INPUT MATERIAL ->
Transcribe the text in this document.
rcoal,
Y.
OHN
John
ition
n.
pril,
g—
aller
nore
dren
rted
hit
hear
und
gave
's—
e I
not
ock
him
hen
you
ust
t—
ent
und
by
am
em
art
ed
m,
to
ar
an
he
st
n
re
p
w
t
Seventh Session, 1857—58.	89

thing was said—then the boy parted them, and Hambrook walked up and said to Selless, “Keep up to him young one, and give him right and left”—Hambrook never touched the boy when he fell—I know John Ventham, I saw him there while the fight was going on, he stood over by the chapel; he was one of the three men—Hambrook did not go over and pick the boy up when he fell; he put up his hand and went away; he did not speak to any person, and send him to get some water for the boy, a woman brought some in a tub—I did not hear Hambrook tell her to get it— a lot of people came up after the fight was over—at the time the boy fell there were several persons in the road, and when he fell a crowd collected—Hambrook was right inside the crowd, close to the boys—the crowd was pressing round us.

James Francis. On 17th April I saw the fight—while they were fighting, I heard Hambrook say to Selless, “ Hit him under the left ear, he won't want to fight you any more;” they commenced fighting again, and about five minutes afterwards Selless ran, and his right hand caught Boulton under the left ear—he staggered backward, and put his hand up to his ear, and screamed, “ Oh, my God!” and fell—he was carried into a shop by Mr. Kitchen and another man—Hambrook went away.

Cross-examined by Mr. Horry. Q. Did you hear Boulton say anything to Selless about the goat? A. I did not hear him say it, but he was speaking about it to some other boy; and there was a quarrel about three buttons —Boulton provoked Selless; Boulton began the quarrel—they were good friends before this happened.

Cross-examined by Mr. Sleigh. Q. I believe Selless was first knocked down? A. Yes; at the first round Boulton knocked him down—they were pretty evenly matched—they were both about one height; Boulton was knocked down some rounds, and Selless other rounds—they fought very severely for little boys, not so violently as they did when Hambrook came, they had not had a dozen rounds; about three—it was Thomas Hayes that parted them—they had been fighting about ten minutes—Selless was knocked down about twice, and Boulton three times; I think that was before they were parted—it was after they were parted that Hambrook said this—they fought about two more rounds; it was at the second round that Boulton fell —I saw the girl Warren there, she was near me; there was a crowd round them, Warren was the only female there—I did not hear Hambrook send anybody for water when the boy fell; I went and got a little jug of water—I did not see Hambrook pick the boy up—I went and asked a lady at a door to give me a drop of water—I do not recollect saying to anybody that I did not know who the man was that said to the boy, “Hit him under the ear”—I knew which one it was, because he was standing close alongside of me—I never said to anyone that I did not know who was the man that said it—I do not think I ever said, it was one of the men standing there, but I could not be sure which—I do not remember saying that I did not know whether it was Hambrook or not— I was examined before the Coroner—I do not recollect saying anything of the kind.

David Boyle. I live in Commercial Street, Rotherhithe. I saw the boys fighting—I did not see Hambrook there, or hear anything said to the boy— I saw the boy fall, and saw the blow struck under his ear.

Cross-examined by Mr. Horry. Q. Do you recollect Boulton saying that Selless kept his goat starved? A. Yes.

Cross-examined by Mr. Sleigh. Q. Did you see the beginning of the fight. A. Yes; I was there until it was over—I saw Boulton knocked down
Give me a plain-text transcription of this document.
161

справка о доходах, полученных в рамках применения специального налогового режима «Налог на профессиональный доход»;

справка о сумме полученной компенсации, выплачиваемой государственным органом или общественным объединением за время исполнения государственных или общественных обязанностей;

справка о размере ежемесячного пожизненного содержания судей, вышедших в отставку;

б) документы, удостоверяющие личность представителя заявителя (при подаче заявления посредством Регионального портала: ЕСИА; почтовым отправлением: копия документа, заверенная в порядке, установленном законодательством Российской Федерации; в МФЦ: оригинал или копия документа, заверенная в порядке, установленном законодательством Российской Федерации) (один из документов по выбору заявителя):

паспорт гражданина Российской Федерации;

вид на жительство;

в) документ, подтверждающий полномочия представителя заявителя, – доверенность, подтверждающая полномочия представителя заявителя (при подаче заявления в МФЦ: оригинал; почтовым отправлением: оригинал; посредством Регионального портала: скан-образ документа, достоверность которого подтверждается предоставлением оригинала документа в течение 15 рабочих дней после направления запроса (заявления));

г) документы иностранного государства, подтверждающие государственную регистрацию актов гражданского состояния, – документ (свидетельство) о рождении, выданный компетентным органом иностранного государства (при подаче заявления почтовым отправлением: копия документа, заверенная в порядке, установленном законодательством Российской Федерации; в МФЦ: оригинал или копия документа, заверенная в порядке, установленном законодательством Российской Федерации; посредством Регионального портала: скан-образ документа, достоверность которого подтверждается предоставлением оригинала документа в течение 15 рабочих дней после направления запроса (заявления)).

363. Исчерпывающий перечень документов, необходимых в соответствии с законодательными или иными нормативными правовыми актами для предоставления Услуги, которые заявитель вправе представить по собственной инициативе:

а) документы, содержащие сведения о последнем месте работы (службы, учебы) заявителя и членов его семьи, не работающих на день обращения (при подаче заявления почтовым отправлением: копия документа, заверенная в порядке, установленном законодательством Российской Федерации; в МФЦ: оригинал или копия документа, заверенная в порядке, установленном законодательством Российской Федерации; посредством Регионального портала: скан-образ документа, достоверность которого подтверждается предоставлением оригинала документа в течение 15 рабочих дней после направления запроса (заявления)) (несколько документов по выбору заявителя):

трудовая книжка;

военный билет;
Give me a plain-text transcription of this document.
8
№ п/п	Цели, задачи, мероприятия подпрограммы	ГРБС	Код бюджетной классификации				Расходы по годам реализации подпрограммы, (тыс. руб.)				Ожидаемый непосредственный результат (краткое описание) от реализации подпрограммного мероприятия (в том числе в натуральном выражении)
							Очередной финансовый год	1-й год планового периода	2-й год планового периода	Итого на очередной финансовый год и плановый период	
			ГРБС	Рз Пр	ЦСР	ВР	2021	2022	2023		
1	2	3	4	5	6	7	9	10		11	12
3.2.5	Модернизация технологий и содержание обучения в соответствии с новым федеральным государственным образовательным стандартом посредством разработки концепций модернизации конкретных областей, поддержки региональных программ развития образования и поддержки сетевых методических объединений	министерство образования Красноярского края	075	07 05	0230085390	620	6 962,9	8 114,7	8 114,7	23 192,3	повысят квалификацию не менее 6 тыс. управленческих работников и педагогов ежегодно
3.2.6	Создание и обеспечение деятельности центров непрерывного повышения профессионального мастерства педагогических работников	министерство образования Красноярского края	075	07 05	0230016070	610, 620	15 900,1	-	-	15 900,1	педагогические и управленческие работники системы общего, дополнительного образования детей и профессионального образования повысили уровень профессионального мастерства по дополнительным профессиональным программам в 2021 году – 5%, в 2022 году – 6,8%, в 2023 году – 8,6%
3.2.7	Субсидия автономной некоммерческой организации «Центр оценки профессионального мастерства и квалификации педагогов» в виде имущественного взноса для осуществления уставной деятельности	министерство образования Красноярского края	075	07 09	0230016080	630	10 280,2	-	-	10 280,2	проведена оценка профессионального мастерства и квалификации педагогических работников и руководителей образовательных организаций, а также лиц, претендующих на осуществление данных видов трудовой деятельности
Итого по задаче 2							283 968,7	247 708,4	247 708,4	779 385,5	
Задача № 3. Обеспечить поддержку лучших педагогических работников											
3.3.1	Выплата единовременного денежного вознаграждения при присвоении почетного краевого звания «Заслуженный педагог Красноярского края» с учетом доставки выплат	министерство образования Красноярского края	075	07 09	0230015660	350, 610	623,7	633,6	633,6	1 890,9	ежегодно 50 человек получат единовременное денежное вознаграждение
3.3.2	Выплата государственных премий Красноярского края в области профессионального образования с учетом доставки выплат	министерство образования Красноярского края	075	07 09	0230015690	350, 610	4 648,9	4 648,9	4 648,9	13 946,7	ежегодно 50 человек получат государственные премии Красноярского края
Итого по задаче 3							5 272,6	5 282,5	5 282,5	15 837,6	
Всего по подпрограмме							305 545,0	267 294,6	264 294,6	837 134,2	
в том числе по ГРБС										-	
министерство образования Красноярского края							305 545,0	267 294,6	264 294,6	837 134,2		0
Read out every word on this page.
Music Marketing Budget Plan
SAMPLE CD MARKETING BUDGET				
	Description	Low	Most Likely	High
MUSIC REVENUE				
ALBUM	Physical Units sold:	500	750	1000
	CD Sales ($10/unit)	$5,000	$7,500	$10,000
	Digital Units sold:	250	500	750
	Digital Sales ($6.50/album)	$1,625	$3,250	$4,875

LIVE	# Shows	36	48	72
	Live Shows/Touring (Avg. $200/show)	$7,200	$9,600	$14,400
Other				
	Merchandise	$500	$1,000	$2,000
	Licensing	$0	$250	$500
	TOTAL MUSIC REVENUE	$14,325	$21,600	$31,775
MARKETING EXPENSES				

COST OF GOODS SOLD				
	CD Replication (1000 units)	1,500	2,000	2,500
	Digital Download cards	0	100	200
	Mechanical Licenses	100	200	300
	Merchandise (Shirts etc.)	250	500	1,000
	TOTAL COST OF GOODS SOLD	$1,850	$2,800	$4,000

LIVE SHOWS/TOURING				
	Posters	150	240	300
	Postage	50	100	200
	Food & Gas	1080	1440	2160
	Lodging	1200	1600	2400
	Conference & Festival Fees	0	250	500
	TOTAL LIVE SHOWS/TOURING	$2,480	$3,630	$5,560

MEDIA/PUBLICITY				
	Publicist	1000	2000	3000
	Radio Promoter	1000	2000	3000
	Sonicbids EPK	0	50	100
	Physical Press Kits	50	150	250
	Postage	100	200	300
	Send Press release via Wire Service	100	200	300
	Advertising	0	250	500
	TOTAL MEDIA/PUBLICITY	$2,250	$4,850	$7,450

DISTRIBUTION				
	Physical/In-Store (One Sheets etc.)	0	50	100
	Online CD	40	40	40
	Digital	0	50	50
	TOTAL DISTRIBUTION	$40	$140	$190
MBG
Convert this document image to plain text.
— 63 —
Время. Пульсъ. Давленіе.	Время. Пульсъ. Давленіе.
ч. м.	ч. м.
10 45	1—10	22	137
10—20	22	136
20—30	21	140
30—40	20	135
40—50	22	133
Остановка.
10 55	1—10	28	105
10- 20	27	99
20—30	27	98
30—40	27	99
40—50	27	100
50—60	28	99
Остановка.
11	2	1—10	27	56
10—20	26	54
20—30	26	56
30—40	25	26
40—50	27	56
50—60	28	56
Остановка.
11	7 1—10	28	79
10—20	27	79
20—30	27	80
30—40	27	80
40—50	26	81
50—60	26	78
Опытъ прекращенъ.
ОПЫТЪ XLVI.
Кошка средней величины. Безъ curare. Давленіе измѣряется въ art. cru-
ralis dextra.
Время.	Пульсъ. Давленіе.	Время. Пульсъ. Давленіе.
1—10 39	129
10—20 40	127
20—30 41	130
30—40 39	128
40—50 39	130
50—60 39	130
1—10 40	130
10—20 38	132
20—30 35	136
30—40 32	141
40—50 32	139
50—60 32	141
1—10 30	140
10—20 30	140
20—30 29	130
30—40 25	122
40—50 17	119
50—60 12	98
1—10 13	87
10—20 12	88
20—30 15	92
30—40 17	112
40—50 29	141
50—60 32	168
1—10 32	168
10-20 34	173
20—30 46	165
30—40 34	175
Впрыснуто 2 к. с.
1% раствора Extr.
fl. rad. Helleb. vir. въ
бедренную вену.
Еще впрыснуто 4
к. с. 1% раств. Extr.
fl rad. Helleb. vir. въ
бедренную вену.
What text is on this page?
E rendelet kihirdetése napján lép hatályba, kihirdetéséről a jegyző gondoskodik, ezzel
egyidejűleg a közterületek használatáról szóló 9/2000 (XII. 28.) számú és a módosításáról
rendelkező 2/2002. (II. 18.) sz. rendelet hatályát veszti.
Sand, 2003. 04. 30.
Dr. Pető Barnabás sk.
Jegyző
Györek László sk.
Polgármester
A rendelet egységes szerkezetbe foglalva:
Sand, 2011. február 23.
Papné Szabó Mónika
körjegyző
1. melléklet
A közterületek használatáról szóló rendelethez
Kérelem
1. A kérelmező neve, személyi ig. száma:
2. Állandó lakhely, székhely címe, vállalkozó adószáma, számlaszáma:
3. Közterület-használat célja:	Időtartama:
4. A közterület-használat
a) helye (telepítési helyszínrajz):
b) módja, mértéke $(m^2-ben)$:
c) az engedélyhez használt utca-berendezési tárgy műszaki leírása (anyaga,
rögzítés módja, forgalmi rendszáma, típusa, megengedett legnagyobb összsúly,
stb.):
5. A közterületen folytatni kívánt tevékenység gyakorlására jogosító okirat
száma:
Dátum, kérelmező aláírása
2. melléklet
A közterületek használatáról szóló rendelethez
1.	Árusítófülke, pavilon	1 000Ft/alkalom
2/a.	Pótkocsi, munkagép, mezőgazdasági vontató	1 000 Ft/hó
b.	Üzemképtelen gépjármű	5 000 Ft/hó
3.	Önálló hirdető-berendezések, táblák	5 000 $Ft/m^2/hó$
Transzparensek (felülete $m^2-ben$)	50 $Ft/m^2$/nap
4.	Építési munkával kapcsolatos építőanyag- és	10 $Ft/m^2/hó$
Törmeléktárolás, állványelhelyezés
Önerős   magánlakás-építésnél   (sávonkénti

OBJECTIVE ->
Look through the material above and work out how many of its lines contain "Merchandise". State the number only.

COMPLETE ANSWER ->
2